List each line in which the string "acres" appears.

---- Stored records

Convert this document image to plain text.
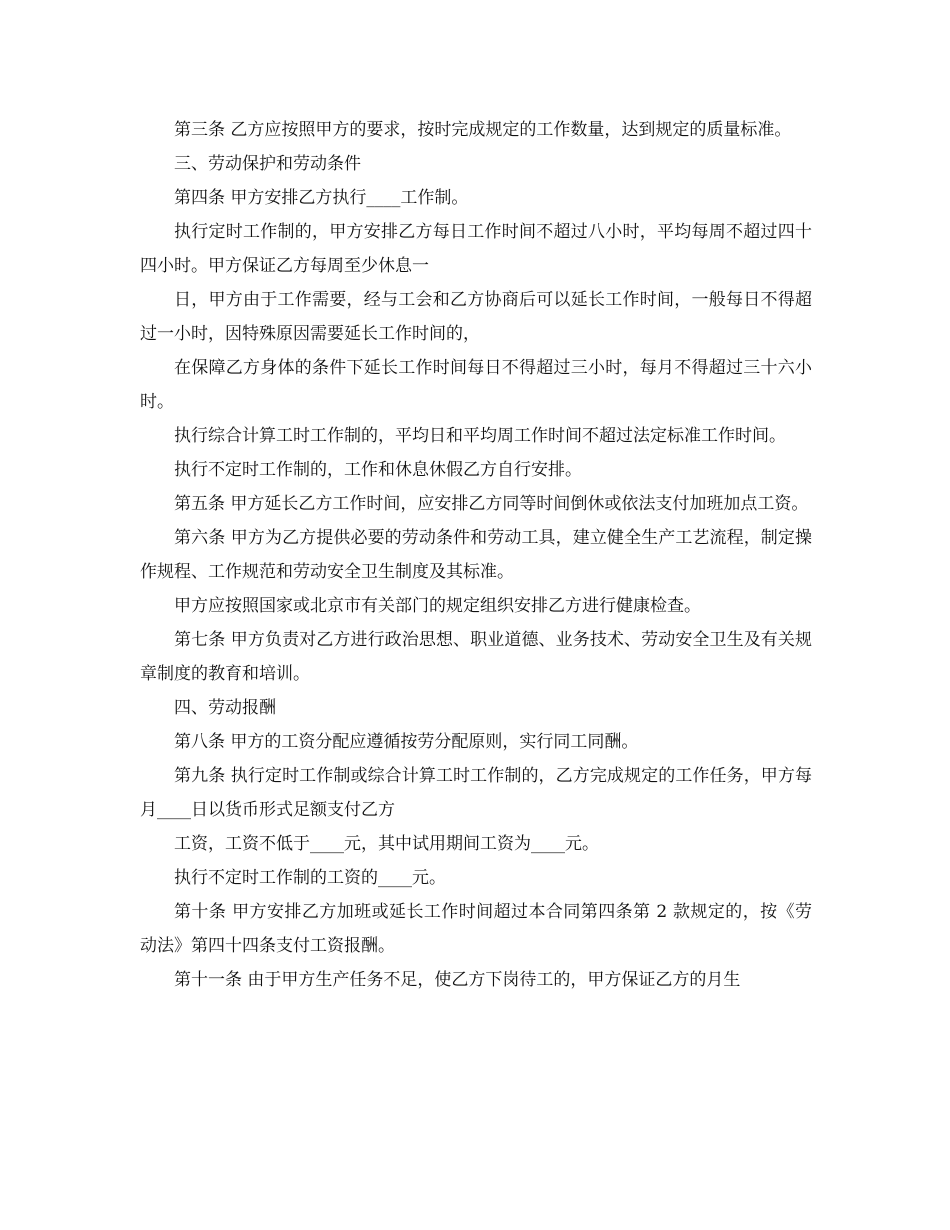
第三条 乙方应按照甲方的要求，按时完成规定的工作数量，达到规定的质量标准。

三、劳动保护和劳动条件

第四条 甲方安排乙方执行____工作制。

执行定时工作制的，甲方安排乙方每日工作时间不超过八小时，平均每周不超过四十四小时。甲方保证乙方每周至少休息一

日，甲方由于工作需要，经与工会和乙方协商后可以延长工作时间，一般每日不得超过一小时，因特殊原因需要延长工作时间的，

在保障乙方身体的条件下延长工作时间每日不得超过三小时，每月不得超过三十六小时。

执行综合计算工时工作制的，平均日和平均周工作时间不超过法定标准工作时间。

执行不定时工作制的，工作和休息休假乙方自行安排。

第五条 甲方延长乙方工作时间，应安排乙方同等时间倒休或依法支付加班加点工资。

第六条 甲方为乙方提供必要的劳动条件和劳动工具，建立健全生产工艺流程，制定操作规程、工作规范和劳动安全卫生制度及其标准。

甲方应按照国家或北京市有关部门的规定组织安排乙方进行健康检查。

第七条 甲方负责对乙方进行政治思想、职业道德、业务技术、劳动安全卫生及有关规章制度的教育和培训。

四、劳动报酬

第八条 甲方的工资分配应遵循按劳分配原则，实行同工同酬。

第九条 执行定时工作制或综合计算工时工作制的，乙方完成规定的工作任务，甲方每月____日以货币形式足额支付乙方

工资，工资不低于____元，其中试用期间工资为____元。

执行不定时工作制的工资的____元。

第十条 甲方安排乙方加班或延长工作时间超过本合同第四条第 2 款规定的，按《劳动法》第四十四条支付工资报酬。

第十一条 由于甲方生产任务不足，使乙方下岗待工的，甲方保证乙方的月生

--------
---- Stored records

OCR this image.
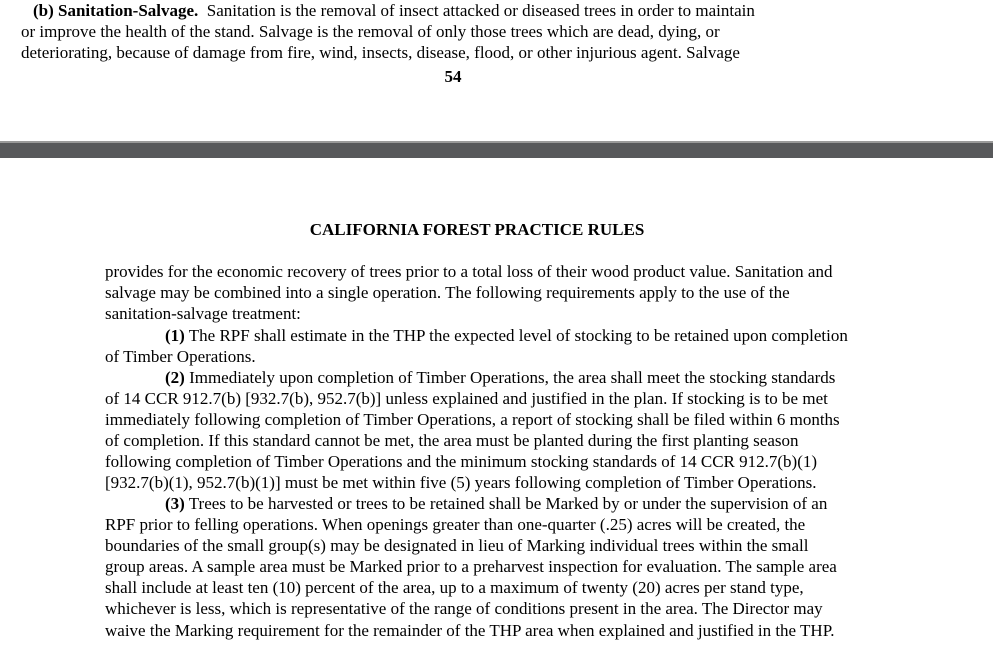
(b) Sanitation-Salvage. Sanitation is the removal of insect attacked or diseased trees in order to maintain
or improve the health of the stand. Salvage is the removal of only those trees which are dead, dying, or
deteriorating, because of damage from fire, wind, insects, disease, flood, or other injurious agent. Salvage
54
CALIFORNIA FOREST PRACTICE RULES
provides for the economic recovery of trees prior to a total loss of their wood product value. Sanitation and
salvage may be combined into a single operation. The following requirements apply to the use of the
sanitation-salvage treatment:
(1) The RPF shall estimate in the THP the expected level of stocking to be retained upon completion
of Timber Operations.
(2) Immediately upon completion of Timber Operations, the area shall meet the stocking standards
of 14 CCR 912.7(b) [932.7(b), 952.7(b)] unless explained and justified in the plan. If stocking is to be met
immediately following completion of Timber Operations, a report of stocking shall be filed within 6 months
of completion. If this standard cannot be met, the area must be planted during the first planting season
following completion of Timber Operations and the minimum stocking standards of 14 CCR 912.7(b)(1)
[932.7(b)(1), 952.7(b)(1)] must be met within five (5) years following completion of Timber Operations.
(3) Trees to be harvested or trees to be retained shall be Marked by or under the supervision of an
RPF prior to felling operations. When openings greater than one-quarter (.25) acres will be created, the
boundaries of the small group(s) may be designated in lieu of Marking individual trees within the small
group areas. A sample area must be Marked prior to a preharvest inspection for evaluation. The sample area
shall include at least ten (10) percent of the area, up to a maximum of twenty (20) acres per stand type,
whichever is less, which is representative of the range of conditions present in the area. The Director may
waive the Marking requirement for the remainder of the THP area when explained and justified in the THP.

--------

### [Full solution]
RPF prior to felling operations. When openings greater than one-quarter (.25) acres will be created, the
shall include at least ten (10) percent of the area, up to a maximum of twenty (20) acres per stand type,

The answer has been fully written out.